• [Extracted data entries]
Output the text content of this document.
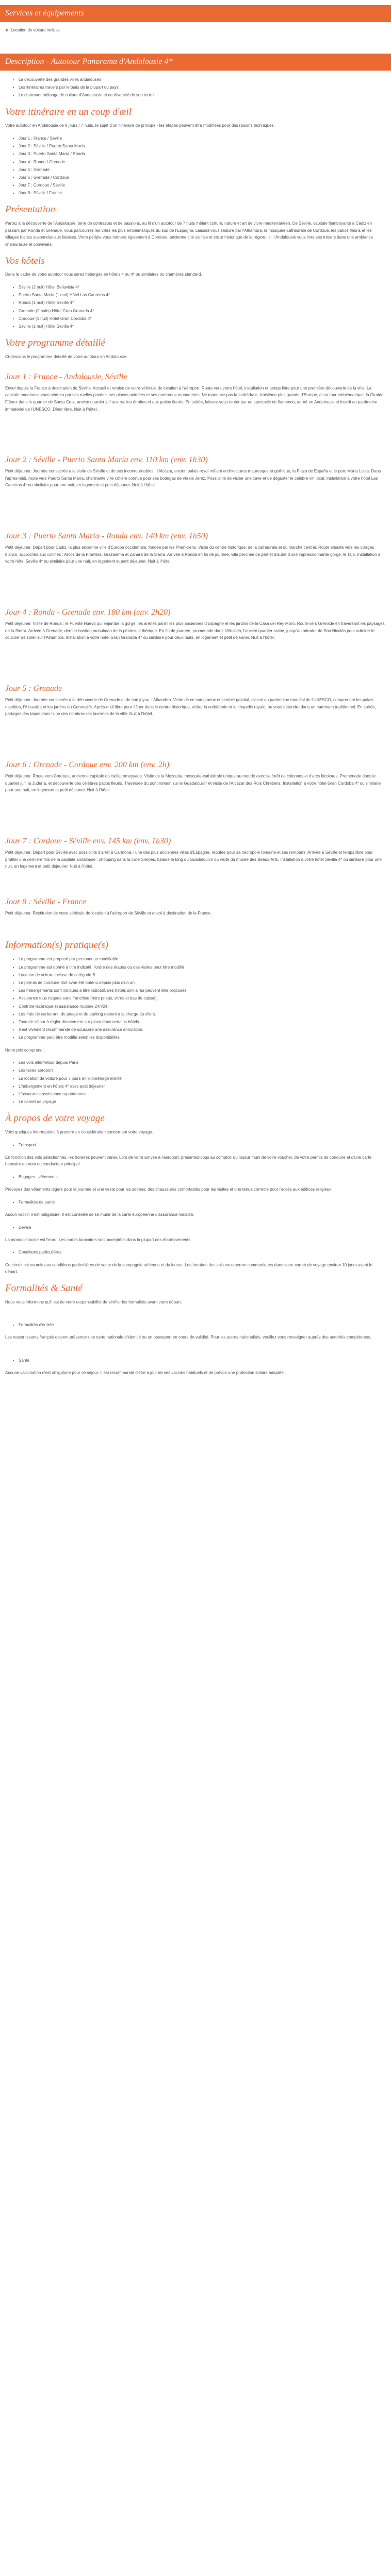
Services et équipements
● Location de voiture incluse
Description - Autotour Panorama d'Andalousie 4*
• La découverte des grandes villes andalouses
• Les itinéraires travers par le biais de la plupart du pays
• Le charmant mélange de culture d'Andalousie et de diversité de son terroir
Votre itinéraire en un coup d'œil

Votre autotour en Andalousie de 8 jours / 7 nuits, le sujet d'un itinéraire de principe - les étapes peuvent être modifiées pour des raisons techniques.

• Jour 1 : France / Séville
• Jour 2 : Séville / Puerto Santa María
• Jour 3 : Puerto Santa María / Ronda
• Jour 4 : Ronda / Grenade
• Jour 5 : Grenade
• Jour 6 : Grenade / Cordoue
• Jour 7 : Cordoue / Séville
• Jour 8 : Séville / France
Présentation

Partez à la découverte de l'Andalousie, terre de contrastes et de passions, au fil d'un autotour de 7 nuits mêlant culture, nature et art de vivre méditerranéen. De Séville, capitale flamboyante à Cádiz en passant par Ronda et Grenade, vous parcourrez les villes les plus emblématiques du sud de l'Espagne. Laissez-vous séduire par l'Alhambra, la mosquée-cathédrale de Cordoue, les patios fleuris et les villages blancs suspendus aux falaises. Votre périple vous mènera également à Cordoue, ancienne cité califale et cœur historique de la région. Ici, l'Andalousie vous livre ses trésors dans une ambiance chaleureuse et conviviale.

Vos hôtels

Dans le cadre de votre autotour vous serez hébergés en hôtels 4 ou 4* ou similaires ou chambres standard.

• Séville (2 nuit) Hôtel Bellavista 4*
• Puerto Santa María (1 nuit) Hôtel Las Canteras 4*
• Ronda (1 nuit) Hôtel Seville 4*
• Grenade (2 nuits) Hôtel Gran Granada 4*
• Cordoue (1 nuit) Hôtel Gran Cordoba 4*
• Séville (1 nuit) Hôtel Sevilla 4*
Votre programme détaillé

Ci-dessous le programme détaillé de votre autotour en Andalousie.

Jour 1 : France - Andalousie, Séville

Envol depuis la France à destination de Séville. Accueil et remise de votre véhicule de location à l'aéroport. Route vers votre hôtel, installation et temps libre pour une première découverte de la ville. La capitale andalouse vous séduira par ses ruelles pavées, ses places animées et ses nombreux monuments. Ne manquez pas la cathédrale, troisième plus grande d'Europe, et sa tour emblématique, la Giralda. Flânez dans le quartier de Santa Cruz, ancien quartier juif aux ruelles étroites et aux patios fleuris. En soirée, laissez-vous tenter par un spectacle de flamenco, art né en Andalousie et inscrit au patrimoine immatériel de l'UNESCO. Dîner libre. Nuit à l'hôtel.

Jour 2 : Séville - Puerto Santa María env. 110 km (env. 1h30)

Petit déjeuner. Journée consacrée à la visite de Séville et de ses incontournables : l'Alcázar, ancien palais royal mêlant architectures mauresque et gothique, la Plaza de España et le parc María Luisa. Dans l'après-midi, route vers Puerto Santa María, charmante ville côtière connue pour ses bodegas de vin de Jerez. Possibilité de visiter une cave et de déguster le célèbre vin local. Installation à votre hôtel Las Canteras 4* ou similaire pour une nuit, en logement et petit déjeuner. Nuit à l'hôtel.

Jour 3 : Puerto Santa María - Ronda env. 140 km (env. 1h50)

Petit déjeuner. Départ pour Cádiz, la plus ancienne ville d'Europe occidentale, fondée par les Phéniciens. Visite du centre historique, de la cathédrale et du marché central. Route ensuite vers les villages blancs, accrochés aux collines : Arcos de la Frontera, Grazalema et Zahara de la Sierra. Arrivée à Ronda en fin de journée, ville perchée de part et d'autre d'une impressionnante gorge, le Tajo. Installation à votre hôtel Seville 4* ou similaire pour une nuit, en logement et petit déjeuner. Nuit à l'hôtel.

Jour 4 : Ronda - Grenade env. 180 km (env. 2h20)

Petit déjeuner. Visite de Ronda : le Puente Nuevo qui enjambe la gorge, les arènes parmi les plus anciennes d'Espagne et les jardins de la Casa del Rey Moro. Route vers Grenade en traversant les paysages de la Sierra. Arrivée à Grenade, dernier bastion musulman de la péninsule Ibérique. En fin de journée, promenade dans l'Albaicín, l'ancien quartier arabe, jusqu'au mirador de San Nicolás pour admirer le coucher de soleil sur l'Alhambra. Installation à votre hôtel Gran Granada 4* ou similaire pour deux nuits, en logement et petit déjeuner. Nuit à l'hôtel.

Jour 5 : Grenade

Petit déjeuner. Journée consacrée à la découverte de Grenade et de son joyau, l'Alhambra. Visite de ce somptueux ensemble palatial, classé au patrimoine mondial de l'UNESCO, comprenant les palais nasrides, l'Alcazaba et les jardins du Generalife. Après-midi libre pour flâner dans le centre historique, visiter la cathédrale et la chapelle royale, ou vous détendre dans un hammam traditionnel. En soirée, partagez des tapas dans l'une des nombreuses tavernes de la ville. Nuit à l'hôtel.

Jour 6 : Grenade - Cordoue env. 200 km (env. 2h)

Petit déjeuner. Route vers Cordoue, ancienne capitale du califat omeyyade. Visite de la Mezquita, mosquée-cathédrale unique au monde avec sa forêt de colonnes et d'arcs bicolores. Promenade dans le quartier juif, la Judería, et découverte des célèbres patios fleuris. Traversée du pont romain sur le Guadalquivir et visite de l'Alcázar des Rois Chrétiens. Installation à votre hôtel Gran Cordoba 4* ou similaire pour une nuit, en logement et petit déjeuner. Nuit à l'hôtel.

Jour 7 : Cordoue - Séville env. 145 km (env. 1h30)

Petit déjeuner. Départ pour Séville avec possibilité d'arrêt à Carmona, l'une des plus anciennes villes d'Espagne, réputée pour sa nécropole romaine et ses remparts. Arrivée à Séville et temps libre pour profiter une dernière fois de la capitale andalouse : shopping dans la calle Sierpes, balade le long du Guadalquivir ou visite du musée des Beaux-Arts. Installation à votre hôtel Sevilla 4* ou similaire pour une nuit, en logement et petit déjeuner. Nuit à l'hôtel.

Jour 8 : Séville - France

Petit déjeuner. Restitution de votre véhicule de location à l'aéroport de Séville et envol à destination de la France.

Information(s) pratique(s)
• Le programme est proposé par personne et modifiable.
• Le programme est donné à titre indicatif, l'ordre des étapes ou des visites peut être modifié.
• Location de voiture incluse de catégorie B.
• Le permis de conduire doit avoir été obtenu depuis plus d'un an.
• Les hébergements sont indiqués à titre indicatif, des hôtels similaires peuvent être proposés.
• Assurance tous risques sans franchise (hors pneus, vitres et bas de caisse).
• Contrôle technique et assistance routière 24h/24.
• Les frais de carburant, de péage et de parking restent à la charge du client.
• Taxe de séjour à régler directement sur place dans certains hôtels.
• Il est vivement recommandé de souscrire une assurance annulation.
• Le programme peut être modifié selon les disponibilités.

Notre prix comprend :

• Les vols aller/retour depuis Paris
• Les taxes aéroport
• La location de voiture pour 7 jours en kilométrage illimité
• L'hébergement en hôtels 4* avec petit déjeuner
• L'assurance assistance rapatriement
• Le carnet de voyage
À propos de votre voyage

Voici quelques informations à prendre en considération concernant votre voyage.

• Transport

En fonction des vols sélectionnés, les horaires peuvent varier. Lors de votre arrivée à l'aéroport, présentez-vous au comptoir du loueur muni de votre voucher, de votre permis de conduire et d'une carte bancaire au nom du conducteur principal.

• Bagages - vêtements

Prévoyez des vêtements légers pour la journée et une veste pour les soirées, des chaussures confortables pour les visites et une tenue correcte pour l'accès aux édifices religieux.

• Formalités de santé

Aucun vaccin n'est obligatoire. Il est conseillé de se munir de la carte européenne d'assurance maladie.

• Devise

La monnaie locale est l'euro. Les cartes bancaires sont acceptées dans la plupart des établissements.

• Conditions particulières

Ce circuit est soumis aux conditions particulières de vente de la compagnie aérienne et du loueur. Les horaires des vols vous seront communiqués dans votre carnet de voyage environ 10 jours avant le départ.

Formalités & Santé

Nous vous informons qu'il est de votre responsabilité de vérifier les formalités avant votre départ.

• Formalités d'entrée

Les ressortissants français doivent présenter une carte nationale d'identité ou un passeport en cours de validité. Pour les autres nationalités, veuillez vous renseigner auprès des autorités compétentes.

• Santé

Aucune vaccination n'est obligatoire pour ce séjour. Il est recommandé d'être à jour de ses vaccins habituels et de prévoir une protection solaire adaptée.
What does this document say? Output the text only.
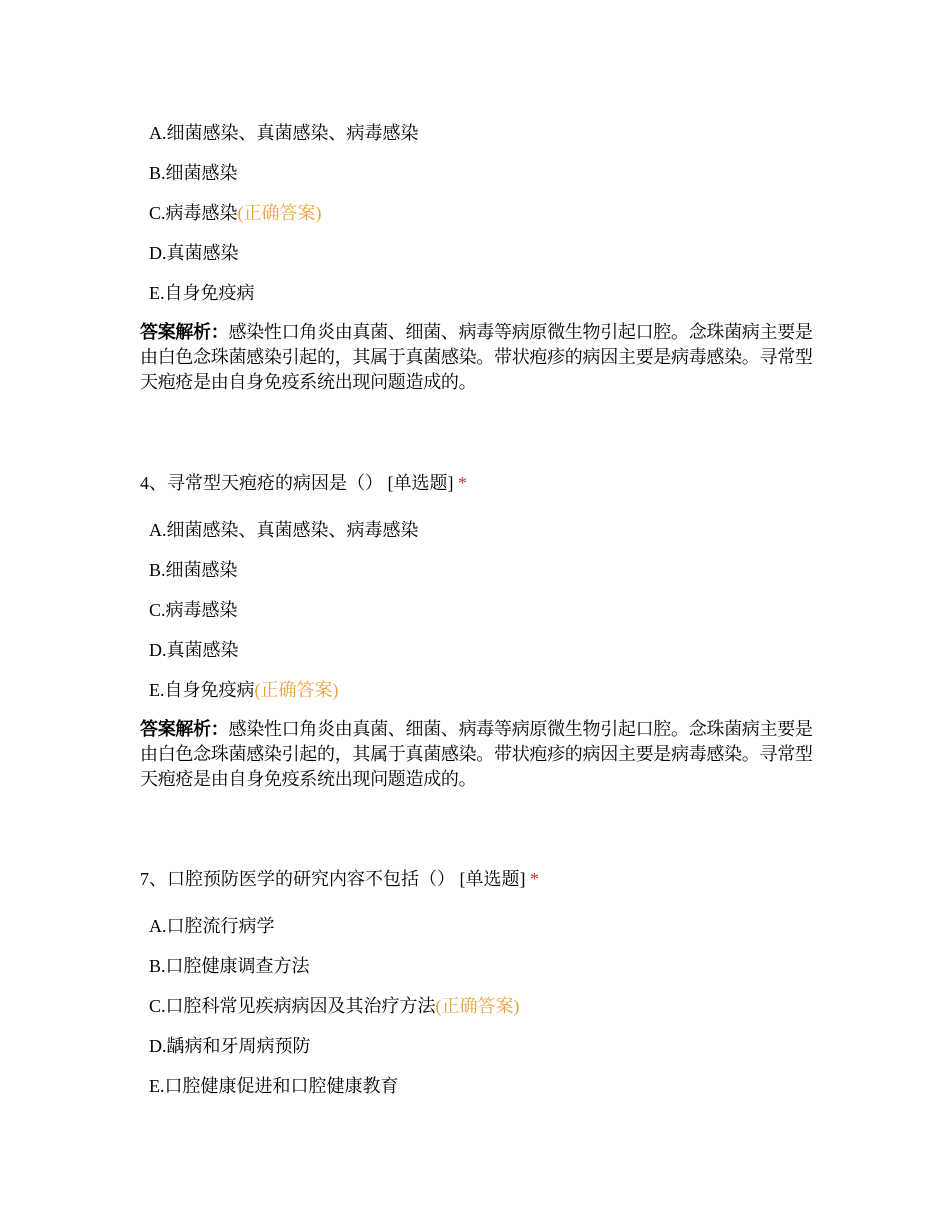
A.细菌感染、真菌感染、病毒感染
B.细菌感染
C.病毒感染(正确答案)
D.真菌感染
E.自身免疫病
答案解析：感染性口角炎由真菌、细菌、病毒等病原微生物引起口腔。念珠菌病主要是由白色念珠菌感染引起的，其属于真菌感染。带状疱疹的病因主要是病毒感染。寻常型天疱疮是由自身免疫系统出现问题造成的。
4、寻常型天疱疮的病因是（） [单选题] *
A.细菌感染、真菌感染、病毒感染
B.细菌感染
C.病毒感染
D.真菌感染
E.自身免疫病(正确答案)
答案解析：感染性口角炎由真菌、细菌、病毒等病原微生物引起口腔。念珠菌病主要是由白色念珠菌感染引起的，其属于真菌感染。带状疱疹的病因主要是病毒感染。寻常型天疱疮是由自身免疫系统出现问题造成的。
7、口腔预防医学的研究内容不包括（） [单选题] *
A.口腔流行病学
B.口腔健康调查方法
C.口腔科常见疾病病因及其治疗方法(正确答案)
D.龋病和牙周病预防
E.口腔健康促进和口腔健康教育
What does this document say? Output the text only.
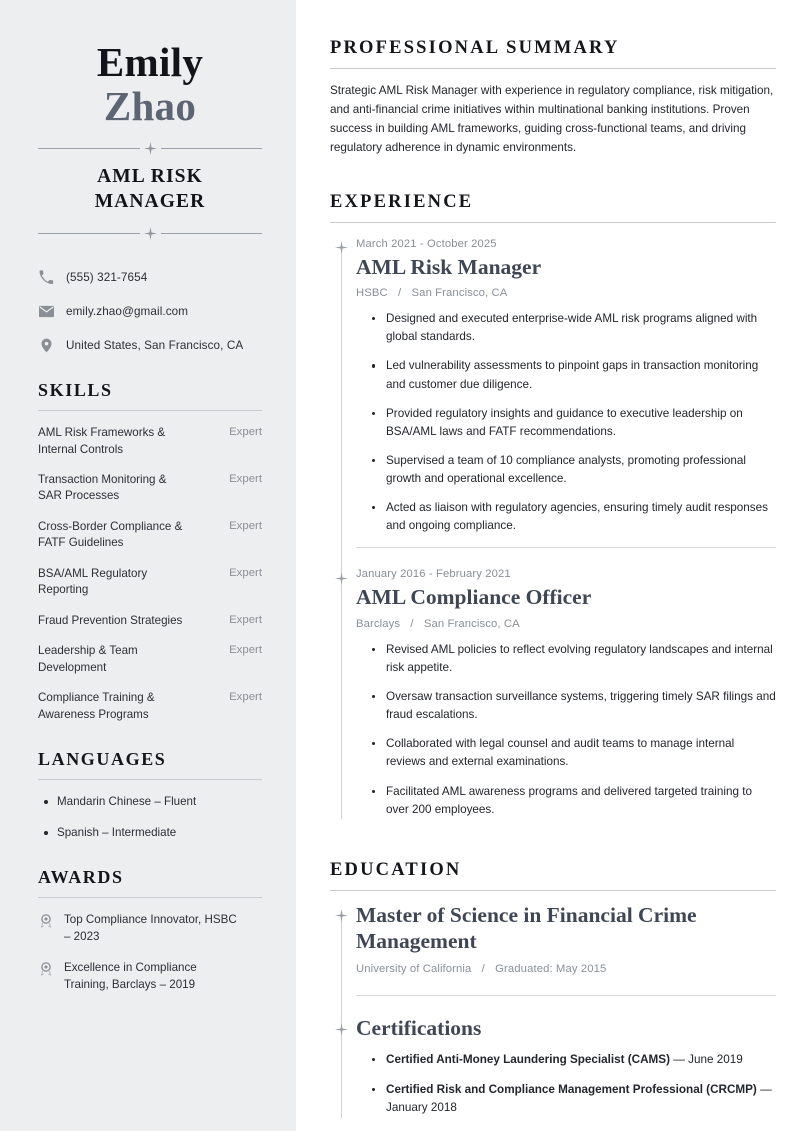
Emily
Zhao
AML RISK
MANAGER
(555) 321-7654
emily.zhao@gmail.com
United States, San Francisco, CA
SKILLS
AML Risk Frameworks & Internal Controls
Expert
Transaction Monitoring & SAR Processes
Expert
Cross-Border Compliance & FATF Guidelines
Expert
BSA/AML Regulatory Reporting
Expert
Fraud Prevention Strategies	Expert
Leadership & Team Development
Expert
Compliance Training & Awareness Programs
Expert
LANGUAGES
Mandarin Chinese – Fluent
Spanish – Intermediate
AWARDS
Top Compliance Innovator, HSBC – 2023
Excellence in Compliance Training, Barclays – 2019
PROFESSIONAL SUMMARY

Strategic AML Risk Manager with experience in regulatory compliance, risk mitigation, and anti-financial crime initiatives within multinational banking institutions. Proven success in building AML frameworks, guiding cross-functional teams, and driving regulatory adherence in dynamic environments.

EXPERIENCE
March 2021 - October 2025
AML Risk Manager
HSBC / San Francisco, CA
Designed and executed enterprise-wide AML risk programs aligned with global standards.
Led vulnerability assessments to pinpoint gaps in transaction monitoring and customer due diligence.
Provided regulatory insights and guidance to executive leadership on BSA/AML laws and FATF recommendations.
Supervised a team of 10 compliance analysts, promoting professional growth and operational excellence.
Acted as liaison with regulatory agencies, ensuring timely audit responses and ongoing compliance.
January 2016 - February 2021
AML Compliance Officer
Barclays / San Francisco, CA
Revised AML policies to reflect evolving regulatory landscapes and internal risk appetite.
Oversaw transaction surveillance systems, triggering timely SAR filings and fraud escalations.
Collaborated with legal counsel and audit teams to manage internal reviews and external examinations.
Facilitated AML awareness programs and delivered targeted training to over 200 employees.
EDUCATION
Master of Science in Financial Crime Management
University of California / Graduated: May 2015
Certifications
Certified Anti-Money Laundering Specialist (CAMS) — June 2019
Certified Risk and Compliance Management Professional (CRCMP) — January 2018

• [What is expected]
Where a line above includes "Barclays", copy that line.

• [Response to this exercise]
Excellence in Compliance Training, Barclays – 2019
Barclays / San Francisco, CA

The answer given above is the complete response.